**INSTRUCTION**
Among the entries below, count the lines where the string "основе" occurs, and give only the number.

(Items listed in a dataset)
——————————

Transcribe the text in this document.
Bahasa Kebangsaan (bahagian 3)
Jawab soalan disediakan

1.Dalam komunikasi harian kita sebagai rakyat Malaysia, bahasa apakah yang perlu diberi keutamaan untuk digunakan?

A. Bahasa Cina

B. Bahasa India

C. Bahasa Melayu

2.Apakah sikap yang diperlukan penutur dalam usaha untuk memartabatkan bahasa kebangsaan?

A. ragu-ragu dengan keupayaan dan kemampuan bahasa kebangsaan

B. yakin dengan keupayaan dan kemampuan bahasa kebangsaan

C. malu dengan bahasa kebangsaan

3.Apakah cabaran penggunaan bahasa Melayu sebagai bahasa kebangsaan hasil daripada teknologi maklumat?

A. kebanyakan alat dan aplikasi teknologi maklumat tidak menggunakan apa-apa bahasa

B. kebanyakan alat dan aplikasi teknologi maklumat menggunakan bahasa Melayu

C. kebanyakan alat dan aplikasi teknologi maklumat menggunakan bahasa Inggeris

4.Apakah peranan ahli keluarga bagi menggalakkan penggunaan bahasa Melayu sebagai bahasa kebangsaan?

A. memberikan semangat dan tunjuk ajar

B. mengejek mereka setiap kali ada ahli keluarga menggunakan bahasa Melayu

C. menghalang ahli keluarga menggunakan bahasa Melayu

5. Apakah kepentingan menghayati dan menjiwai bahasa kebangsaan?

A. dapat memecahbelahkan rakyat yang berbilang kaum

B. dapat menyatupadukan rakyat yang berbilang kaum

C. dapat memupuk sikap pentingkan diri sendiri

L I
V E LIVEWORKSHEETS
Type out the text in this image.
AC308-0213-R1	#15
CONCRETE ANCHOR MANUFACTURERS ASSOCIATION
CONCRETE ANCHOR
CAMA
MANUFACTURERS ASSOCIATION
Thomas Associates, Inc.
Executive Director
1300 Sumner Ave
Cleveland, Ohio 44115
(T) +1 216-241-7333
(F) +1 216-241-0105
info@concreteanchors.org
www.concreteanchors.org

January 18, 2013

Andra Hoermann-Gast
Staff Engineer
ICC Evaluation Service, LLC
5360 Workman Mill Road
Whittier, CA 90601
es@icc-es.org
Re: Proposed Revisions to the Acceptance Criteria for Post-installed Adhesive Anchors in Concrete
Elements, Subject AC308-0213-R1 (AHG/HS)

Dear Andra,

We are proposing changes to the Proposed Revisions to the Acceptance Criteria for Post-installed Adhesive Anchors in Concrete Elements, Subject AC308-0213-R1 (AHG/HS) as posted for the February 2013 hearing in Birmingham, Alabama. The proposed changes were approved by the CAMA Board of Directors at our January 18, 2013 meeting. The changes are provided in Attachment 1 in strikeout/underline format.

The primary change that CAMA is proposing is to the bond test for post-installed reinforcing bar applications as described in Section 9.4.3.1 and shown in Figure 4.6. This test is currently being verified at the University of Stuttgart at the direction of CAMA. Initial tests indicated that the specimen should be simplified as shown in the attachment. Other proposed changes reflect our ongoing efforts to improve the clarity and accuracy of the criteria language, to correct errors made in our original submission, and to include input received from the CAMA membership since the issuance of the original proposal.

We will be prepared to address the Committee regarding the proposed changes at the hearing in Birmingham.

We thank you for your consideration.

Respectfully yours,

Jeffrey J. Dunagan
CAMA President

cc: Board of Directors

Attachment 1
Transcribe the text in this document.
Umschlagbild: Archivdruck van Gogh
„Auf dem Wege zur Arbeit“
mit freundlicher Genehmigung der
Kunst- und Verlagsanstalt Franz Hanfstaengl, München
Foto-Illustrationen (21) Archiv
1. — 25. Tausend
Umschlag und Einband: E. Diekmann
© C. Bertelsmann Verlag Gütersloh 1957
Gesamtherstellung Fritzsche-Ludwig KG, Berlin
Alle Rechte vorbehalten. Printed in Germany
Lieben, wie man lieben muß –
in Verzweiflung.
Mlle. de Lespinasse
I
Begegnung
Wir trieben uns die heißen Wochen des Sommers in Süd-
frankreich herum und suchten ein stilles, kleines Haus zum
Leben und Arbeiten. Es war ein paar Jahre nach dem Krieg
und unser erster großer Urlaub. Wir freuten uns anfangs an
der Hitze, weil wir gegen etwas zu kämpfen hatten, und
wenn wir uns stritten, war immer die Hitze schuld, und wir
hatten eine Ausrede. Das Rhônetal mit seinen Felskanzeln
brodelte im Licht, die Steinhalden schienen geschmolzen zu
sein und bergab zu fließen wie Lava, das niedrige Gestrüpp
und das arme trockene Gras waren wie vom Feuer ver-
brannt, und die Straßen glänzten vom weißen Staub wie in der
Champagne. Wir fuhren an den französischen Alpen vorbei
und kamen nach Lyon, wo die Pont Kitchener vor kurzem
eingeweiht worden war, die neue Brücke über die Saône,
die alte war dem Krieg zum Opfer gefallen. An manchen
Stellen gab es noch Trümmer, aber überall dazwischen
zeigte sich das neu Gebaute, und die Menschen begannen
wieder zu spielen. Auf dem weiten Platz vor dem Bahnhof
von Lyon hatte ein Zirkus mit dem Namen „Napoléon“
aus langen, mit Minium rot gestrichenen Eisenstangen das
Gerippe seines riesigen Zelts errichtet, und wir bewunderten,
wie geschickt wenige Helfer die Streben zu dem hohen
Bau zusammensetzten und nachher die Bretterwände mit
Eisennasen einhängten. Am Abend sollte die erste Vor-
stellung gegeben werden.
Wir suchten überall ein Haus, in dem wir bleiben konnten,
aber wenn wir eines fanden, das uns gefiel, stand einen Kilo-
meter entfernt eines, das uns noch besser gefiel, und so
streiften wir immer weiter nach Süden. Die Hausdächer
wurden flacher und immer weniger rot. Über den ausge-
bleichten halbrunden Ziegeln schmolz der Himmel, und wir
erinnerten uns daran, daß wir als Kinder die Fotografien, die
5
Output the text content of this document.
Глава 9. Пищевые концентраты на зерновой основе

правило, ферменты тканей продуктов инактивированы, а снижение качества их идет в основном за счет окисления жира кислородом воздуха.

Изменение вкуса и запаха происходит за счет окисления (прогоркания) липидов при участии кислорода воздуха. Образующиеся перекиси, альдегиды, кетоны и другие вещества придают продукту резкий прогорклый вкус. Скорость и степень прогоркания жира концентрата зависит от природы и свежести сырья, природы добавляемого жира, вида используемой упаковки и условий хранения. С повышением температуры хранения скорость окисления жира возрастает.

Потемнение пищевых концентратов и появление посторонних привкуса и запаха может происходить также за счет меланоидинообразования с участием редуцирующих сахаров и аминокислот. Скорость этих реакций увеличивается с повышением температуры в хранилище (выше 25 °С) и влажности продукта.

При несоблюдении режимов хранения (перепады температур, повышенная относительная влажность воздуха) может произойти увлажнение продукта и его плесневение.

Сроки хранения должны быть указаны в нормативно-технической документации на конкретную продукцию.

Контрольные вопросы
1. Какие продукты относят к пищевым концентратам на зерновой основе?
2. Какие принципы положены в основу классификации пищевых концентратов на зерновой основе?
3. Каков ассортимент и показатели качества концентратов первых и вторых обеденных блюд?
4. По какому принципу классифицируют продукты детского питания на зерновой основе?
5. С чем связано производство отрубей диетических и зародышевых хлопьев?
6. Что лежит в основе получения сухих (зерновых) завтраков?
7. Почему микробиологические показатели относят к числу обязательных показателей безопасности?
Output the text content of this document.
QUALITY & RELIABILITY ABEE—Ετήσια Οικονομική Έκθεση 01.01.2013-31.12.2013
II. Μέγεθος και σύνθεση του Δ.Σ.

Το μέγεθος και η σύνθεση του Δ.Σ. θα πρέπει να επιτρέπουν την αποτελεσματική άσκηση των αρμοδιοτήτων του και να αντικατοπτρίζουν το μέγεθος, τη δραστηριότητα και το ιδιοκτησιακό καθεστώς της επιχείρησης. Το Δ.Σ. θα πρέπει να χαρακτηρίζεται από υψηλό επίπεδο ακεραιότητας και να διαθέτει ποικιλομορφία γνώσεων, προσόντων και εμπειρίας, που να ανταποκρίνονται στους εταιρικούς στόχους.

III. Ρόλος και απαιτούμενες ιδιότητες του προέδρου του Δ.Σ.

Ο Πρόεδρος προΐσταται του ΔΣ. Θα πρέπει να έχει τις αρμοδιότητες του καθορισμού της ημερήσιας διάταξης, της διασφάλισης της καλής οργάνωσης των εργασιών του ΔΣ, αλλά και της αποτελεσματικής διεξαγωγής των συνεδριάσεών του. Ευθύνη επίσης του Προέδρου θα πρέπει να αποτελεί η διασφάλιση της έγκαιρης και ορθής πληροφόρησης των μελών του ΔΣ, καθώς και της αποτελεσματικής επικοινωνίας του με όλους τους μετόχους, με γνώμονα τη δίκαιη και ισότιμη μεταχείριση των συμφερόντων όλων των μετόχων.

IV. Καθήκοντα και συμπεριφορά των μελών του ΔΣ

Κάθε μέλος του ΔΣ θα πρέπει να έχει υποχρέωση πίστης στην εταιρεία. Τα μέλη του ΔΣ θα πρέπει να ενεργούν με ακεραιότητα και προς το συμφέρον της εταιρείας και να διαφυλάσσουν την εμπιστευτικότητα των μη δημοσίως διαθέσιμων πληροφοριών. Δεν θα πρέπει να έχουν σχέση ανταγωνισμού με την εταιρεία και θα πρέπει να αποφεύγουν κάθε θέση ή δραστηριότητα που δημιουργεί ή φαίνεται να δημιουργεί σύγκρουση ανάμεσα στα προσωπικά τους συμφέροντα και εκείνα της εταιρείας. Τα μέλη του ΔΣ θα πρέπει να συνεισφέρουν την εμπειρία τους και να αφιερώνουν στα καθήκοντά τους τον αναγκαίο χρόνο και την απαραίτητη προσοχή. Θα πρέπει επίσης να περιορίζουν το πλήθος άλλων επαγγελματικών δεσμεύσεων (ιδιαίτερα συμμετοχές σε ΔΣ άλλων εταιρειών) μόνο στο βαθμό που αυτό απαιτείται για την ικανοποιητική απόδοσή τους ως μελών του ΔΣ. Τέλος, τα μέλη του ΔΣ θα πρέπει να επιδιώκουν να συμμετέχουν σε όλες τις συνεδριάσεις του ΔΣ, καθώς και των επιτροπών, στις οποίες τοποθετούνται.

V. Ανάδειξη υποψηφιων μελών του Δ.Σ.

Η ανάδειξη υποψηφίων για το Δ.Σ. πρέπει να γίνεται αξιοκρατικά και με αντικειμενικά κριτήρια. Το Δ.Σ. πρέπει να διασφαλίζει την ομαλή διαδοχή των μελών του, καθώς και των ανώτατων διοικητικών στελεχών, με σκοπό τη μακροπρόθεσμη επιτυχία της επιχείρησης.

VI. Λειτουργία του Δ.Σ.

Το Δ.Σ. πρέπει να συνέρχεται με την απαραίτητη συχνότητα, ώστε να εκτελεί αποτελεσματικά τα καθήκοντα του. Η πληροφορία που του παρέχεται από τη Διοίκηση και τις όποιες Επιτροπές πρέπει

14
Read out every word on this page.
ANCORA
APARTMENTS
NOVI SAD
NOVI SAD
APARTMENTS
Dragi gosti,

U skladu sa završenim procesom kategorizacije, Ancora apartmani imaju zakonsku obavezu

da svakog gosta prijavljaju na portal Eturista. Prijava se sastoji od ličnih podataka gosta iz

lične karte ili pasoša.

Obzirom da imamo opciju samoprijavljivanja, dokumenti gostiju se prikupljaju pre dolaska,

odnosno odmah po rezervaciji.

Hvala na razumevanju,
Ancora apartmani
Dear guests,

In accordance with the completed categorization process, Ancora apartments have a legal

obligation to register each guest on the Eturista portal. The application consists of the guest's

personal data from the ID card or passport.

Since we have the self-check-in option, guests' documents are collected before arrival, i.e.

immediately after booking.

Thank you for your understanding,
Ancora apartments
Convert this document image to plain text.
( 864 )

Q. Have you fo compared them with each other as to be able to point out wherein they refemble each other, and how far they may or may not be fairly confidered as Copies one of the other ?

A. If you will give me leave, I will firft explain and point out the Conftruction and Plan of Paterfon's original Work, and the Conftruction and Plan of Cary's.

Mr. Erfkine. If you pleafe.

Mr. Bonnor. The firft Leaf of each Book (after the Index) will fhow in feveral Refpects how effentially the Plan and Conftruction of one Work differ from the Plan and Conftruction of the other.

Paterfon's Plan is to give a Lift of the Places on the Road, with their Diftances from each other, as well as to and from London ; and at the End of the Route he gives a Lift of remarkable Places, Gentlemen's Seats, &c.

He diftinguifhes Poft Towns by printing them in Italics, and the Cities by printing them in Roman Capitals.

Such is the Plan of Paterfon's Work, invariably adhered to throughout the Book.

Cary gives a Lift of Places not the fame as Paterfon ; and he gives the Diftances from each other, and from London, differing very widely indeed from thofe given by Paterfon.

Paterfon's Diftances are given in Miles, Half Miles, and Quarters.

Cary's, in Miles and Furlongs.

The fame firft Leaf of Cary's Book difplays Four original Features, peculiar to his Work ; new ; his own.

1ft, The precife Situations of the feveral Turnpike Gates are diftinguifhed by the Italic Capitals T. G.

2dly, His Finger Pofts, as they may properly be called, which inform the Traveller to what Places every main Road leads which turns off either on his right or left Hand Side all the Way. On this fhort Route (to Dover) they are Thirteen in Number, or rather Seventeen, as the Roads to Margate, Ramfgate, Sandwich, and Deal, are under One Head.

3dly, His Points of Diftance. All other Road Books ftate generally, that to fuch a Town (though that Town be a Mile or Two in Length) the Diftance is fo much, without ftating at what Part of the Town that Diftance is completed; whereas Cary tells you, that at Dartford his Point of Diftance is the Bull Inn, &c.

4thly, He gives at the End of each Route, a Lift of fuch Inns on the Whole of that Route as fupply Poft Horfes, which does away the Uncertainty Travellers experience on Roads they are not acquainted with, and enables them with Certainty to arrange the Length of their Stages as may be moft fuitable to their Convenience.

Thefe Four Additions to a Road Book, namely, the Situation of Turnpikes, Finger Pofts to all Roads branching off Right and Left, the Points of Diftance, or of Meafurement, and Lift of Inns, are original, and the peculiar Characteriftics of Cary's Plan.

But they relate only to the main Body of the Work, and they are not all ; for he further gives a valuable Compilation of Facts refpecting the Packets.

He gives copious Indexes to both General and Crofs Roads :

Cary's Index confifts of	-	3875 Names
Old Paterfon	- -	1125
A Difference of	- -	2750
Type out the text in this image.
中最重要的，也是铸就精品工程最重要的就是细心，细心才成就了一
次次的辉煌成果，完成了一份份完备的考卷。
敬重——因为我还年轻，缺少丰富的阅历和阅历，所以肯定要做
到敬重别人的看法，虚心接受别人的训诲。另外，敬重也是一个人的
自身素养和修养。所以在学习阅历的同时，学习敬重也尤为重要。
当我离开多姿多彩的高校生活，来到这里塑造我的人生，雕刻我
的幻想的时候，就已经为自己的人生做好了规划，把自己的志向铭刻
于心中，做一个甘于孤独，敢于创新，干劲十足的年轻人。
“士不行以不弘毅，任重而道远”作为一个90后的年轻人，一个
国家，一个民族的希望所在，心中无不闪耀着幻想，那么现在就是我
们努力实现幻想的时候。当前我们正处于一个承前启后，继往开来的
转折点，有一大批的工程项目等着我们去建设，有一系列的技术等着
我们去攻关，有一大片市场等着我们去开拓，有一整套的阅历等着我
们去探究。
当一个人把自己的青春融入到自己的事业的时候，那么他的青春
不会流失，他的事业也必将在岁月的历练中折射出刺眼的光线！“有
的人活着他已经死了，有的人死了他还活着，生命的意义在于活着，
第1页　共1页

——————————

**FULL ANSWER**
5